• Stated goal: Convert the stretch from the line containing "Enumerate the UI" through the line containing "line-number: 32 xyxy=(25,122,44,140)" into a JSON list of strings, one string per line, with blank lines skipped. Leave the pictures out of the list.

• Material to process:
◇ ◇ ◇

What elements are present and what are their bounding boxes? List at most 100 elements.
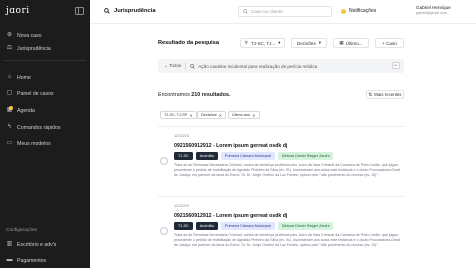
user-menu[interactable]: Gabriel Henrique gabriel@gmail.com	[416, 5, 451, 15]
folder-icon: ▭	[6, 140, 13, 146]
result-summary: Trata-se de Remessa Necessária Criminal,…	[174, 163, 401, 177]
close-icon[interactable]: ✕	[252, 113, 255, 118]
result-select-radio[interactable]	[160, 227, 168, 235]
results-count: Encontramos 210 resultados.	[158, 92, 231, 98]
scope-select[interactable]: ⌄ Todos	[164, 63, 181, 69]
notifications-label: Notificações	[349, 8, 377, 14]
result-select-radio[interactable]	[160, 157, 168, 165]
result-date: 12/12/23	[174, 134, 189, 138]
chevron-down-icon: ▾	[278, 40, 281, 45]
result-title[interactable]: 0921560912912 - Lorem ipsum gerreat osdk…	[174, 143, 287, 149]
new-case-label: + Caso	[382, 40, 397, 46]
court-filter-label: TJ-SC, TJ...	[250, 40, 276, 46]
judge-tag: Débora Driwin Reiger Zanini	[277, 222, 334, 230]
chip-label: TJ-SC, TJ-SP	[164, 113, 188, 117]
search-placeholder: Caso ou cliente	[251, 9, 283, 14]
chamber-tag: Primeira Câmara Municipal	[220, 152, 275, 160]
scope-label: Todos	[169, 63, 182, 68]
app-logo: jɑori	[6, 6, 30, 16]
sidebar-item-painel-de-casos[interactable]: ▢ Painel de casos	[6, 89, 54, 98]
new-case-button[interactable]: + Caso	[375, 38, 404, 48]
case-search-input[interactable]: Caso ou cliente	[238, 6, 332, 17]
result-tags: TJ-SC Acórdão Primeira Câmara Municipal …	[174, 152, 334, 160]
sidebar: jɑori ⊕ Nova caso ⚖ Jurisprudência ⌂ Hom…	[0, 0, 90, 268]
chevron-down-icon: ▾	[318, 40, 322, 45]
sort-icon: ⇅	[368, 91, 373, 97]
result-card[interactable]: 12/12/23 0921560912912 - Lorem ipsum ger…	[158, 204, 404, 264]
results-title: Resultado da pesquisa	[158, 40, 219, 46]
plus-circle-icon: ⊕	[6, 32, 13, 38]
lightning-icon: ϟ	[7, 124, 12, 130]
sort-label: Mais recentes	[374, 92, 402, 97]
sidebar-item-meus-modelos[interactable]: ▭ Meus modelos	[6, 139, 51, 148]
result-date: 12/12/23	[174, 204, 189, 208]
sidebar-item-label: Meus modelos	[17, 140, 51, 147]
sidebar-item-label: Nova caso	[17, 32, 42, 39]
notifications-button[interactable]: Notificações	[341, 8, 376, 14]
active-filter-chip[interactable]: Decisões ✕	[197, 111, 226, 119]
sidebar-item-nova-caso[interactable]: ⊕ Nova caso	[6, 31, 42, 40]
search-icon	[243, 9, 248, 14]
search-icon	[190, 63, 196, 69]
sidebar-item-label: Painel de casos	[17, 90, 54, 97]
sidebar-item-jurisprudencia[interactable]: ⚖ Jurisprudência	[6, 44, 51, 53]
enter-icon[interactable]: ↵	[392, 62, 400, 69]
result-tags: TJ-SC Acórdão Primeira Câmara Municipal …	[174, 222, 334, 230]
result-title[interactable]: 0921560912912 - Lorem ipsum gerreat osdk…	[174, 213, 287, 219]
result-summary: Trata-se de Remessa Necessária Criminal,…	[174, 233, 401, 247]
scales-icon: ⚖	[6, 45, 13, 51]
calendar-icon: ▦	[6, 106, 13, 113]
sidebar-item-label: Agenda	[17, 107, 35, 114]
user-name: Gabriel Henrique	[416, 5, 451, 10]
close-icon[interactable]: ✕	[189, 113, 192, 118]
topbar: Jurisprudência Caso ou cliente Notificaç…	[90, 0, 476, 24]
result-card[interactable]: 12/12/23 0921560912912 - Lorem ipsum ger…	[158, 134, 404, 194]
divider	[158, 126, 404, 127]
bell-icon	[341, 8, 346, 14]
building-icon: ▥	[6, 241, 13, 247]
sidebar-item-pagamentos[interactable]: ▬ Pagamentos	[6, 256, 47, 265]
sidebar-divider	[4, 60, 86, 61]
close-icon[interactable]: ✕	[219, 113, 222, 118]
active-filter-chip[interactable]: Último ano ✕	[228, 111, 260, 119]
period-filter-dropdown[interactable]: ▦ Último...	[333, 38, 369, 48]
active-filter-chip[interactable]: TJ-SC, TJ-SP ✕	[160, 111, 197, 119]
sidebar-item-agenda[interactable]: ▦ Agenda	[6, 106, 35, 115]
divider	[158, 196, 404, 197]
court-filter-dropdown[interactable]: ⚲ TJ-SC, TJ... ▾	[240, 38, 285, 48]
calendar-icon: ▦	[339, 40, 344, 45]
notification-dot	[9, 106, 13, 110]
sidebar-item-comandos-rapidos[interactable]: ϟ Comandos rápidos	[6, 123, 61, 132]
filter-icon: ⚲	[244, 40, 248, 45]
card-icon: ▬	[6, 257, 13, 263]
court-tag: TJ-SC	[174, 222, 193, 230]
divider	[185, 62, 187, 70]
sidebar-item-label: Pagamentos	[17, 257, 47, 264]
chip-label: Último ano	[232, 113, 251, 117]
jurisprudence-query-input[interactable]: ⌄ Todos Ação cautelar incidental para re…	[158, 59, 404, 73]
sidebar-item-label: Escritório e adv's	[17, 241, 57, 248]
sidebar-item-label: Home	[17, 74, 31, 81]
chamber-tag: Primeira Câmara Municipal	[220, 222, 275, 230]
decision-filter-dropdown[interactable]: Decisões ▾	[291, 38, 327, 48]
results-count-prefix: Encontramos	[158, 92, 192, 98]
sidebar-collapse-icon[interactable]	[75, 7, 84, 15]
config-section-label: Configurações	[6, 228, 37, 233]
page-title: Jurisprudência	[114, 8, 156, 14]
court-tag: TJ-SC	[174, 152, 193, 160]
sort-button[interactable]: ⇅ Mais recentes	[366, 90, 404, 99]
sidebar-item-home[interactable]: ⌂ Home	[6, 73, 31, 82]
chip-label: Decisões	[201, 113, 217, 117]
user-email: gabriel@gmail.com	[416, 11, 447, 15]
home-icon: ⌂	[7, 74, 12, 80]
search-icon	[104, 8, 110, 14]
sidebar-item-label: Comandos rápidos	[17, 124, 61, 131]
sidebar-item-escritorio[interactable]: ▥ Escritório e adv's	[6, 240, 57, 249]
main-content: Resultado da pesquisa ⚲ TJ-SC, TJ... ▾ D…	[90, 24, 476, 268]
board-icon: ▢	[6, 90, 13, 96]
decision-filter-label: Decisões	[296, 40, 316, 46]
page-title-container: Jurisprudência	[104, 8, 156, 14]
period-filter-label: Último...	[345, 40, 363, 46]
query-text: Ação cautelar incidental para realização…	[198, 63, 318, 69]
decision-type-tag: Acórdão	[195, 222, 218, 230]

◇ ◇ ◇

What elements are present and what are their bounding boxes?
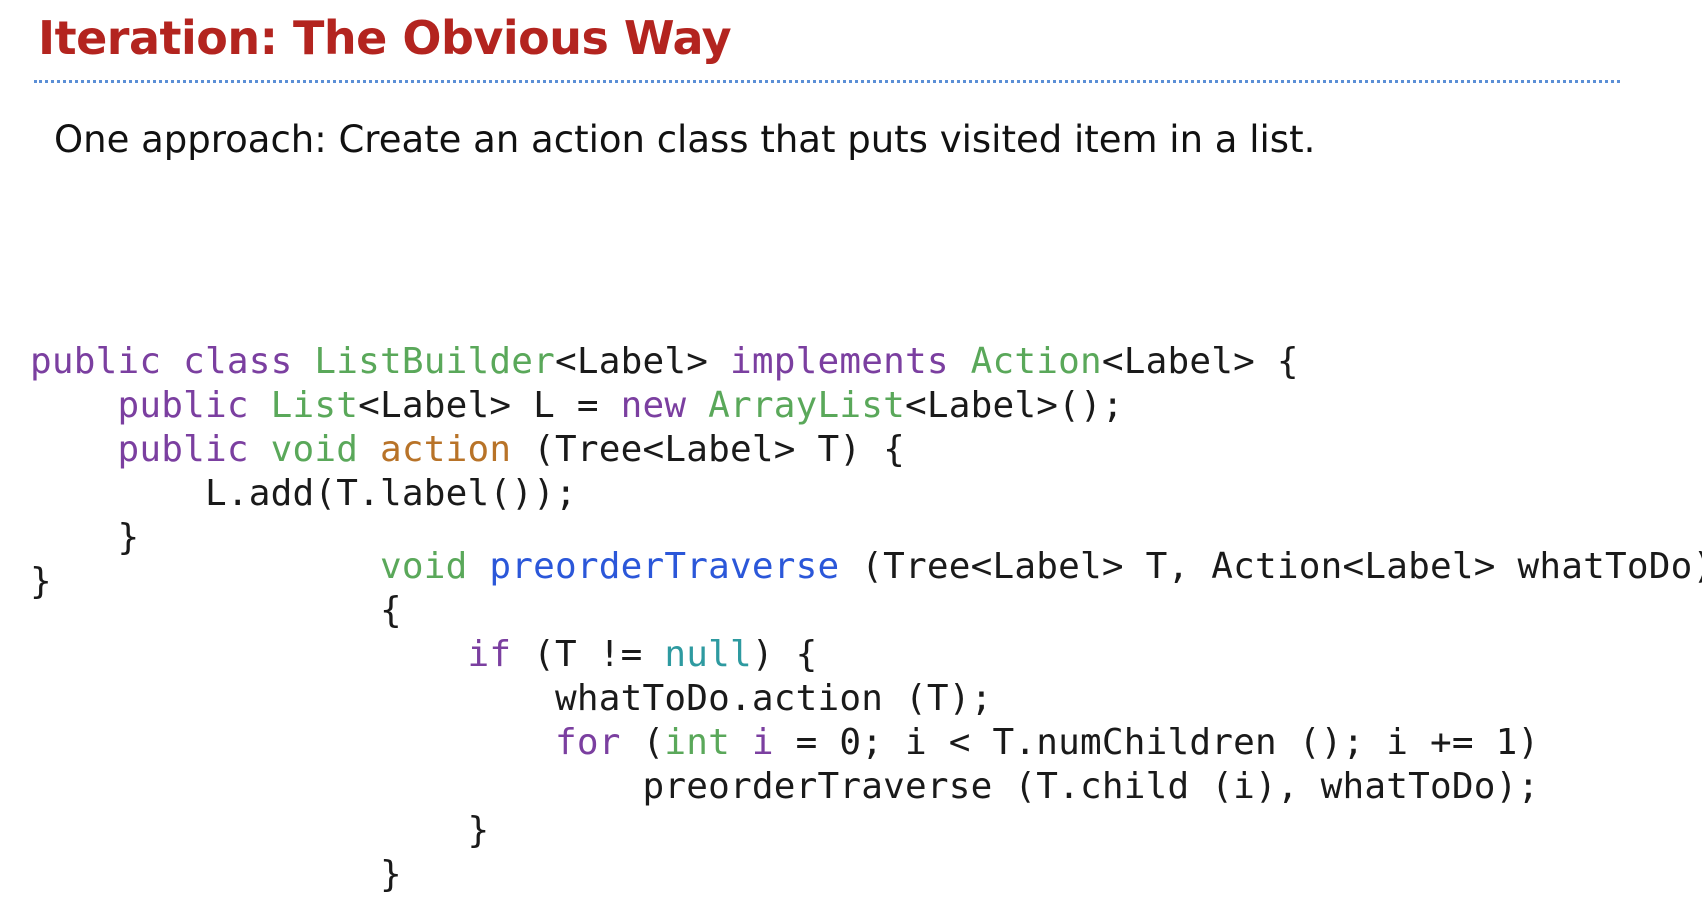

◇ ◇ ◇

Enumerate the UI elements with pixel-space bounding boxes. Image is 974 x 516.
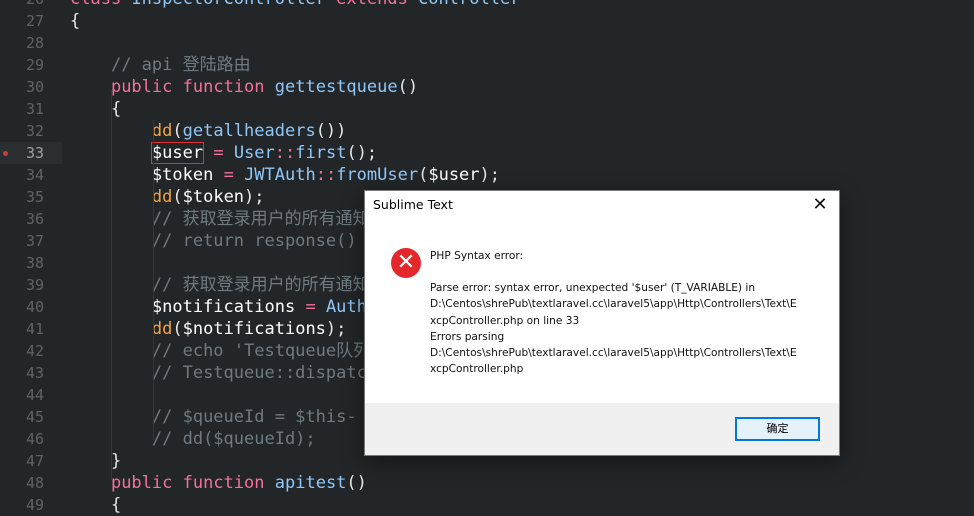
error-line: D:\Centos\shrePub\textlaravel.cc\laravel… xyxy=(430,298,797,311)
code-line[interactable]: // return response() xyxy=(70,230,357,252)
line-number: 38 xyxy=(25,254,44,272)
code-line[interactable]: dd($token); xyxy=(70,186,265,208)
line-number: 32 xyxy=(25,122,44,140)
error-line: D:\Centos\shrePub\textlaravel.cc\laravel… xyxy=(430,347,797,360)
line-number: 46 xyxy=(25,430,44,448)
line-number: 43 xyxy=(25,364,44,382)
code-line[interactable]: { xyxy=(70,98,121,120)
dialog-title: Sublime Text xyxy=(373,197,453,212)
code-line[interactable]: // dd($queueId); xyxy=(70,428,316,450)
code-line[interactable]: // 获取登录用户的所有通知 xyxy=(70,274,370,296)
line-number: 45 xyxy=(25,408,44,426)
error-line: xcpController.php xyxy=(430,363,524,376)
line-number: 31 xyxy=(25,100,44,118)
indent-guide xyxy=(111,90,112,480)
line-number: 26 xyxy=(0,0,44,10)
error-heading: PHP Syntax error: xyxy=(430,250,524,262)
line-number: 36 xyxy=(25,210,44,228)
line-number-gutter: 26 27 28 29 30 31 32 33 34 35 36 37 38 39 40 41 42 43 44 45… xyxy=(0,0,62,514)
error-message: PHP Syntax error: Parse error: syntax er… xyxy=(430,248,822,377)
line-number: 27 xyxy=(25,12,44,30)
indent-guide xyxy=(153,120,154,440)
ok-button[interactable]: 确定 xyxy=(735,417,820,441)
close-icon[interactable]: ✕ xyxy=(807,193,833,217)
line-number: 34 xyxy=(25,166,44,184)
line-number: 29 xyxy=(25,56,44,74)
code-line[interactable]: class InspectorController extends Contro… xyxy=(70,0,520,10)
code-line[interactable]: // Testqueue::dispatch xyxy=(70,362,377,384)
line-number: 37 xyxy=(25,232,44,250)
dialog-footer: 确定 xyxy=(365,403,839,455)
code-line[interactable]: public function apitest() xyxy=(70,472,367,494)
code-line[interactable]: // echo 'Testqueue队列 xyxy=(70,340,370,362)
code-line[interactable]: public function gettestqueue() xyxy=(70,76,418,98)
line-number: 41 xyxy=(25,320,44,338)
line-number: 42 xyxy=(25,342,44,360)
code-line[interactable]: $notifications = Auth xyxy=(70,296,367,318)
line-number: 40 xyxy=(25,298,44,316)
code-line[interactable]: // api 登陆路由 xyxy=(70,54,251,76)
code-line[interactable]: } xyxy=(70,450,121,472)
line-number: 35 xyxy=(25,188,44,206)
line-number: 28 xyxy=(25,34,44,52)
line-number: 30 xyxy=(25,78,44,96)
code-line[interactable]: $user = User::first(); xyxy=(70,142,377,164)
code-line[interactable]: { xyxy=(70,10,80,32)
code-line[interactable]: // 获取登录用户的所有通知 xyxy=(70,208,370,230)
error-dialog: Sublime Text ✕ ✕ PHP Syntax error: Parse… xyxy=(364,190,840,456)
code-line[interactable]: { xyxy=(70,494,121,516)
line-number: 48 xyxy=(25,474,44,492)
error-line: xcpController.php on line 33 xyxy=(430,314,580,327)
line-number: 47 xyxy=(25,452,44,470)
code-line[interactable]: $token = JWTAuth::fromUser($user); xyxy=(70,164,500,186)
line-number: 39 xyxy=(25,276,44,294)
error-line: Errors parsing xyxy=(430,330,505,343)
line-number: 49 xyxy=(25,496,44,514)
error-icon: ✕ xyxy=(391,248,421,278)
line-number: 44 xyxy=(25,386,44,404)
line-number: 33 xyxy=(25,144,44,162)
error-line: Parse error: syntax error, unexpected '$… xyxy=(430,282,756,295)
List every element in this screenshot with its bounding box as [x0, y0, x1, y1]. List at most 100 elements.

◇ ◇ ◇

• Exercise answer:
[
  "Enumerate the UI elements with pixel-space bounding boxes. Image is 974 x 516.",
  "error-line: D:\\Centos\\shrePub\\textlaravel.cc\\laravel… xyxy=(430,298,797,311)",
  "code-line[interactable]: // return response() xyxy=(70,230,357,252)",
  "line-number: 38 xyxy=(25,254,44,272)",
  "code-line[interactable]: dd($token); xyxy=(70,186,265,208)",
  "line-number: 32 xyxy=(25,122,44,140)"
]